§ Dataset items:
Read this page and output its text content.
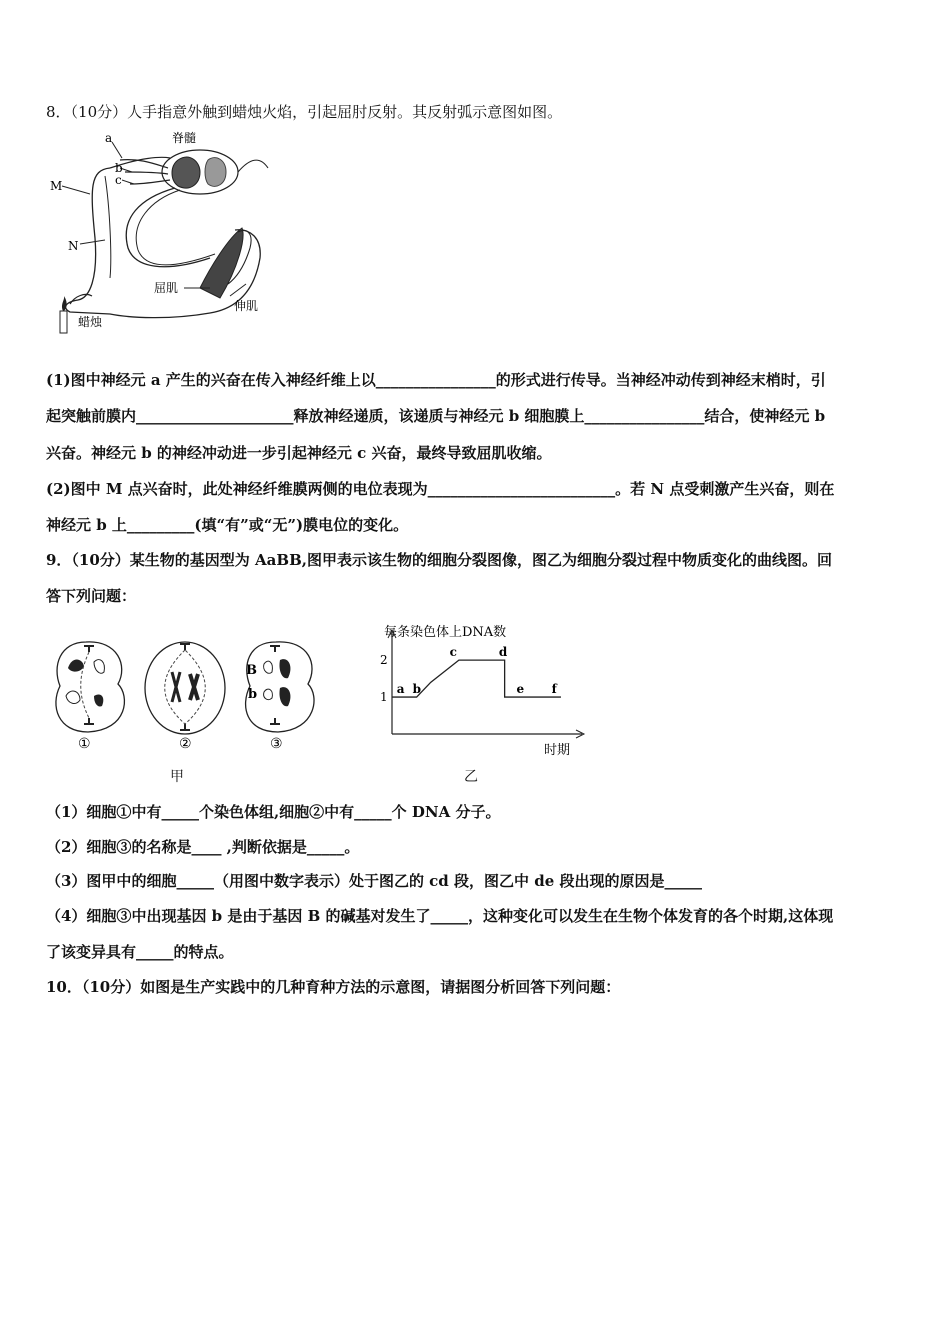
8．（10分）人手指意外触到蜡烛火焰，引起屈肘反射。其反射弧示意图如图。
脊髓
a
b
c
M
N
屈肌
伸肌
蜡烛
(1)图中神经元 a 产生的兴奋在传入神经纤维上以________________的形式进行传导。当神经冲动传到神经末梢时，引
起突触前膜内_____________________释放神经递质，该递质与神经元 b 细胞膜上________________结合，使神经元 b
兴奋。神经元 b 的神经冲动进一步引起神经元 c 兴奋，最终导致屈肌收缩。
(2)图中 M 点兴奋时，此处神经纤维膜两侧的电位表现为_________________________。若 N 点受刺激产生兴奋，则在
神经元 b 上_________(填“有”或“无”)膜电位的变化。
9．（10分）某生物的基因型为 AaBB,图甲表示该生物的细胞分裂图像，图乙为细胞分裂过程中物质变化的曲线图。回
答下列问题：
B
b
①	②	③
甲
每条染色体上DNA数
时期
1
2
a b
c	d
e f
乙
（1）细胞①中有_____个染色体组,细胞②中有_____个 DNA 分子。
（2）细胞③的名称是____ ,判断依据是_____。
（3）图甲中的细胞_____（用图中数字表示）处于图乙的 cd 段，图乙中 de 段出现的原因是_____
（4）细胞③中出现基因 b 是由于基因 B 的碱基对发生了_____，这种变化可以发生在生物个体发育的各个时期,这体现
了该变异具有_____的特点。
10．（10分）如图是生产实践中的几种育种方法的示意图，请据图分析回答下列问题：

§ Goal: Every record gets retyped exactly; no picture goes into the copy.

§ Exercise output:
Read this page and output its text content.
8．（10分）人手指意外触到蜡烛火焰，引起屈肘反射。其反射弧示意图如图。
脊髓
a
b
c
M
N
屈肌
伸肌
蜡烛
(1)图中神经元 a 产生的兴奋在传入神经纤维上以________________的形式进行传导。当神经冲动传到神经末梢时，引
起突触前膜内_____________________释放神经递质，该递质与神经元 b 细胞膜上________________结合，使神经元 b
兴奋。神经元 b 的神经冲动进一步引起神经元 c 兴奋，最终导致屈肌收缩。
(2)图中 M 点兴奋时，此处神经纤维膜两侧的电位表现为_________________________。若 N 点受刺激产生兴奋，则在
神经元 b 上_________(填“有”或“无”)膜电位的变化。
9．（10分）某生物的基因型为 AaBB,图甲表示该生物的细胞分裂图像，图乙为细胞分裂过程中物质变化的曲线图。回
答下列问题：
B
b
①	②	③
甲
每条染色体上DNA数
时期
1
2
a b
c	d
e f
乙
（1）细胞①中有_____个染色体组,细胞②中有_____个 DNA 分子。
（2）细胞③的名称是____ ,判断依据是_____。
（3）图甲中的细胞_____（用图中数字表示）处于图乙的 cd 段，图乙中 de 段出现的原因是_____
（4）细胞③中出现基因 b 是由于基因 B 的碱基对发生了_____，这种变化可以发生在生物个体发育的各个时期,这体现
了该变异具有_____的特点。
10．（10分）如图是生产实践中的几种育种方法的示意图，请据图分析回答下列问题：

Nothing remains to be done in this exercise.